### Input material
::::::::::
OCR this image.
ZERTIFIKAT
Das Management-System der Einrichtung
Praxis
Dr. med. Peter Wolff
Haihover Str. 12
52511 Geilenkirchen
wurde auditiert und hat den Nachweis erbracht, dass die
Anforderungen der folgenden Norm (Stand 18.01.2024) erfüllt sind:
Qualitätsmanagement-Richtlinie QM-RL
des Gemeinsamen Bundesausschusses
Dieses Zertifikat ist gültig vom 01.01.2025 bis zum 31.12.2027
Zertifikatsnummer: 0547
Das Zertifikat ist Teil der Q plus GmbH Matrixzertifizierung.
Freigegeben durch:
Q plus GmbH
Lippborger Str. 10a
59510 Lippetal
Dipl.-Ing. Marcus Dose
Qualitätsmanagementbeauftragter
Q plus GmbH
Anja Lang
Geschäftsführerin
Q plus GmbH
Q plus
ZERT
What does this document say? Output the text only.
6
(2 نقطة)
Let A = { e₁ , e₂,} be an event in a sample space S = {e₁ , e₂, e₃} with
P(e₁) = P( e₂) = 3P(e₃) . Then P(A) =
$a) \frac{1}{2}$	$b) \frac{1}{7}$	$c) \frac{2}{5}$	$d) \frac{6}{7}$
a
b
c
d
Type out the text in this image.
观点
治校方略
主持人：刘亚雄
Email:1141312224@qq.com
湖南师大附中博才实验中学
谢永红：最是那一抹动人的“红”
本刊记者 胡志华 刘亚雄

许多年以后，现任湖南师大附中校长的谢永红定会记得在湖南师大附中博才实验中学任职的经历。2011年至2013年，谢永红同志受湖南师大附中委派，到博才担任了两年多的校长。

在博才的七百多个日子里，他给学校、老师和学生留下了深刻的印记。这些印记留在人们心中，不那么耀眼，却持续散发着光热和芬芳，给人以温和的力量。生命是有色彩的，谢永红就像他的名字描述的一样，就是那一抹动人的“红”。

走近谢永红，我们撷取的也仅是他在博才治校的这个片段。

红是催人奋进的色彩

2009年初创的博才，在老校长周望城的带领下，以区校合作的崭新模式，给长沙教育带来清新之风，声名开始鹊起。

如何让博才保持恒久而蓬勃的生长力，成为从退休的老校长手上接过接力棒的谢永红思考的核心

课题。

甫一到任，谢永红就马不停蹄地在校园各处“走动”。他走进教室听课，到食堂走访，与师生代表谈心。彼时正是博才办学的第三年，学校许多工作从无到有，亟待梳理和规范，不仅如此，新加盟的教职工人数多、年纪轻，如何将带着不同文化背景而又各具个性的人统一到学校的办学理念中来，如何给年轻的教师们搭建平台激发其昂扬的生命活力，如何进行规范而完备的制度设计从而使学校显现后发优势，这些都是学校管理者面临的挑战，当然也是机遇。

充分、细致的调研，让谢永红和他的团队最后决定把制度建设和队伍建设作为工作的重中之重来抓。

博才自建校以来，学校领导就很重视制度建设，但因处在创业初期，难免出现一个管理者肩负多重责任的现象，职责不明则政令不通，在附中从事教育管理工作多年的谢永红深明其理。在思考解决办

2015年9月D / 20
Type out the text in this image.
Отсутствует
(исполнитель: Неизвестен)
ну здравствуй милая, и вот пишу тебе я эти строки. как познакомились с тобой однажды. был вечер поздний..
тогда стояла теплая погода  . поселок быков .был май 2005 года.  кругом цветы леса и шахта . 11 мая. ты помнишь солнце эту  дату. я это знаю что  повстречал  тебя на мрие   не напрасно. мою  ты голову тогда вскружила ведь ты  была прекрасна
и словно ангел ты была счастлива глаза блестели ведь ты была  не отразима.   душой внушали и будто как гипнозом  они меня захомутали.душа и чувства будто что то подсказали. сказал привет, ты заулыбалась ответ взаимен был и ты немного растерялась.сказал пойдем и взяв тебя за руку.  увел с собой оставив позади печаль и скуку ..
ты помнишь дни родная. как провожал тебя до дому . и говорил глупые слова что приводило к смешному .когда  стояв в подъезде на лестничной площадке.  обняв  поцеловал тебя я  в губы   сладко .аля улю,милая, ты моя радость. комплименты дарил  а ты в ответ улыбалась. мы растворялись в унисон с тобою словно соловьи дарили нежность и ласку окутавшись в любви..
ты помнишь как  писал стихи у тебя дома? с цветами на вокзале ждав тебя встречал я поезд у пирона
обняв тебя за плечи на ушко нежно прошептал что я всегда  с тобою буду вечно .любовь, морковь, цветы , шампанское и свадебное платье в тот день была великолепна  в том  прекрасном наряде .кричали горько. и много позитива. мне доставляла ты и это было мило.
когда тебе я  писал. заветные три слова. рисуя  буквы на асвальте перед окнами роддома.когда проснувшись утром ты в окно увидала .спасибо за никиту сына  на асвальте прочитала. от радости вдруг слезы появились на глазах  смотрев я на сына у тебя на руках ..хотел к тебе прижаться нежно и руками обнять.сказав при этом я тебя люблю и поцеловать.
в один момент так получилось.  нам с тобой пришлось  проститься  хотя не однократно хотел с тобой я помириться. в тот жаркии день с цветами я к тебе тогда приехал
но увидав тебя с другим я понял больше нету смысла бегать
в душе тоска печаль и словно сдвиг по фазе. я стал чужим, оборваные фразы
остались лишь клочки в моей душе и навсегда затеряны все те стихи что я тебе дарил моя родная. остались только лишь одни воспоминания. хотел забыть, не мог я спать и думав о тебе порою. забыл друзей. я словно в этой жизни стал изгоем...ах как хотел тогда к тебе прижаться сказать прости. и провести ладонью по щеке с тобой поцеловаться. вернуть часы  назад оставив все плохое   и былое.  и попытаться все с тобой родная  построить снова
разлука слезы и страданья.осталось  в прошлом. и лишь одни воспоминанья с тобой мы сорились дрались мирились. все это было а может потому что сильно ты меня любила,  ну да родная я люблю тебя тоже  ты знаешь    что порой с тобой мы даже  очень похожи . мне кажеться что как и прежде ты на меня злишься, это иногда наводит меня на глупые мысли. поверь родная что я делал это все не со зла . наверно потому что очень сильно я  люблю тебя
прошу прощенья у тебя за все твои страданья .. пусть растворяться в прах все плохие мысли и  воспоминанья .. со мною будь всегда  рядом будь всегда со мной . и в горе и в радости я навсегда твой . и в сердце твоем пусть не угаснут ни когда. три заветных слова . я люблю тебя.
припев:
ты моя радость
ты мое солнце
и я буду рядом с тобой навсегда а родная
::::::::::
All of the lines above must be returned exactly.

OCR this image.
ZERTIFIKAT
Das Management-System der Einrichtung
Praxis
Dr. med. Peter Wolff
Haihover Str. 12
52511 Geilenkirchen
wurde auditiert und hat den Nachweis erbracht, dass die
Anforderungen der folgenden Norm (Stand 18.01.2024) erfüllt sind:
Qualitätsmanagement-Richtlinie QM-RL
des Gemeinsamen Bundesausschusses
Dieses Zertifikat ist gültig vom 01.01.2025 bis zum 31.12.2027
Zertifikatsnummer: 0547
Das Zertifikat ist Teil der Q plus GmbH Matrixzertifizierung.
Freigegeben durch:
Q plus GmbH
Lippborger Str. 10a
59510 Lippetal
Dipl.-Ing. Marcus Dose
Qualitätsmanagementbeauftragter
Q plus GmbH
Anja Lang
Geschäftsführerin
Q plus GmbH
Q plus
ZERT
What does this document say? Output the text only.
6
(2 نقطة)
Let A = { e₁ , e₂,} be an event in a sample space S = {e₁ , e₂, e₃} with
P(e₁) = P( e₂) = 3P(e₃) . Then P(A) =
$a) \frac{1}{2}$	$b) \frac{1}{7}$	$c) \frac{2}{5}$	$d) \frac{6}{7}$
a
b
c
d
Type out the text in this image.
观点
治校方略
主持人：刘亚雄
Email:1141312224@qq.com
湖南师大附中博才实验中学
谢永红：最是那一抹动人的“红”
本刊记者 胡志华 刘亚雄

许多年以后，现任湖南师大附中校长的谢永红定会记得在湖南师大附中博才实验中学任职的经历。2011年至2013年，谢永红同志受湖南师大附中委派，到博才担任了两年多的校长。

在博才的七百多个日子里，他给学校、老师和学生留下了深刻的印记。这些印记留在人们心中，不那么耀眼，却持续散发着光热和芬芳，给人以温和的力量。生命是有色彩的，谢永红就像他的名字描述的一样，就是那一抹动人的“红”。

走近谢永红，我们撷取的也仅是他在博才治校的这个片段。

红是催人奋进的色彩

2009年初创的博才，在老校长周望城的带领下，以区校合作的崭新模式，给长沙教育带来清新之风，声名开始鹊起。

如何让博才保持恒久而蓬勃的生长力，成为从退休的老校长手上接过接力棒的谢永红思考的核心

课题。

甫一到任，谢永红就马不停蹄地在校园各处“走动”。他走进教室听课，到食堂走访，与师生代表谈心。彼时正是博才办学的第三年，学校许多工作从无到有，亟待梳理和规范，不仅如此，新加盟的教职工人数多、年纪轻，如何将带着不同文化背景而又各具个性的人统一到学校的办学理念中来，如何给年轻的教师们搭建平台激发其昂扬的生命活力，如何进行规范而完备的制度设计从而使学校显现后发优势，这些都是学校管理者面临的挑战，当然也是机遇。

充分、细致的调研，让谢永红和他的团队最后决定把制度建设和队伍建设作为工作的重中之重来抓。

博才自建校以来，学校领导就很重视制度建设，但因处在创业初期，难免出现一个管理者肩负多重责任的现象，职责不明则政令不通，在附中从事教育管理工作多年的谢永红深明其理。在思考解决办

2015年9月D / 20
Type out the text in this image.
Отсутствует
(исполнитель: Неизвестен)
ну здравствуй милая, и вот пишу тебе я эти строки. как познакомились с тобой однажды. был вечер поздний..
тогда стояла теплая погода  . поселок быков .был май 2005 года.  кругом цветы леса и шахта . 11 мая. ты помнишь солнце эту  дату. я это знаю что  повстречал  тебя на мрие   не напрасно. мою  ты голову тогда вскружила ведь ты  была прекрасна
и словно ангел ты была счастлива глаза блестели ведь ты была  не отразима.   душой внушали и будто как гипнозом  они меня захомутали.душа и чувства будто что то подсказали. сказал привет, ты заулыбалась ответ взаимен был и ты немного растерялась.сказал пойдем и взяв тебя за руку.  увел с собой оставив позади печаль и скуку ..
ты помнишь дни родная. как провожал тебя до дому . и говорил глупые слова что приводило к смешному .когда  стояв в подъезде на лестничной площадке.  обняв  поцеловал тебя я  в губы   сладко .аля улю,милая, ты моя радость. комплименты дарил  а ты в ответ улыбалась. мы растворялись в унисон с тобою словно соловьи дарили нежность и ласку окутавшись в любви..
ты помнишь как  писал стихи у тебя дома? с цветами на вокзале ждав тебя встречал я поезд у пирона
обняв тебя за плечи на ушко нежно прошептал что я всегда  с тобою буду вечно .любовь, морковь, цветы , шампанское и свадебное платье в тот день была великолепна  в том  прекрасном наряде .кричали горько. и много позитива. мне доставляла ты и это было мило.
когда тебе я  писал. заветные три слова. рисуя  буквы на асвальте перед окнами роддома.когда проснувшись утром ты в окно увидала .спасибо за никиту сына  на асвальте прочитала. от радости вдруг слезы появились на глазах  смотрев я на сына у тебя на руках ..хотел к тебе прижаться нежно и руками обнять.сказав при этом я тебя люблю и поцеловать.
в один момент так получилось.  нам с тобой пришлось  проститься  хотя не однократно хотел с тобой я помириться. в тот жаркии день с цветами я к тебе тогда приехал
но увидав тебя с другим я понял больше нету смысла бегать
в душе тоска печаль и словно сдвиг по фазе. я стал чужим, оборваные фразы
остались лишь клочки в моей душе и навсегда затеряны все те стихи что я тебе дарил моя родная. остались только лишь одни воспоминания. хотел забыть, не мог я спать и думав о тебе порою. забыл друзей. я словно в этой жизни стал изгоем...ах как хотел тогда к тебе прижаться сказать прости. и провести ладонью по щеке с тобой поцеловаться. вернуть часы  назад оставив все плохое   и былое.  и попытаться все с тобой родная  построить снова
разлука слезы и страданья.осталось  в прошлом. и лишь одни воспоминанья с тобой мы сорились дрались мирились. все это было а может потому что сильно ты меня любила,  ну да родная я люблю тебя тоже  ты знаешь    что порой с тобой мы даже  очень похожи . мне кажеться что как и прежде ты на меня злишься, это иногда наводит меня на глупые мысли. поверь родная что я делал это все не со зла . наверно потому что очень сильно я  люблю тебя
прошу прощенья у тебя за все твои страданья .. пусть растворяться в прах все плохие мысли и  воспоминанья .. со мною будь всегда  рядом будь всегда со мной . и в горе и в радости я навсегда твой . и в сердце твоем пусть не угаснут ни когда. три заветных слова . я люблю тебя.
припев:
ты моя радость
ты мое солнце
и я буду рядом с тобой навсегда а родная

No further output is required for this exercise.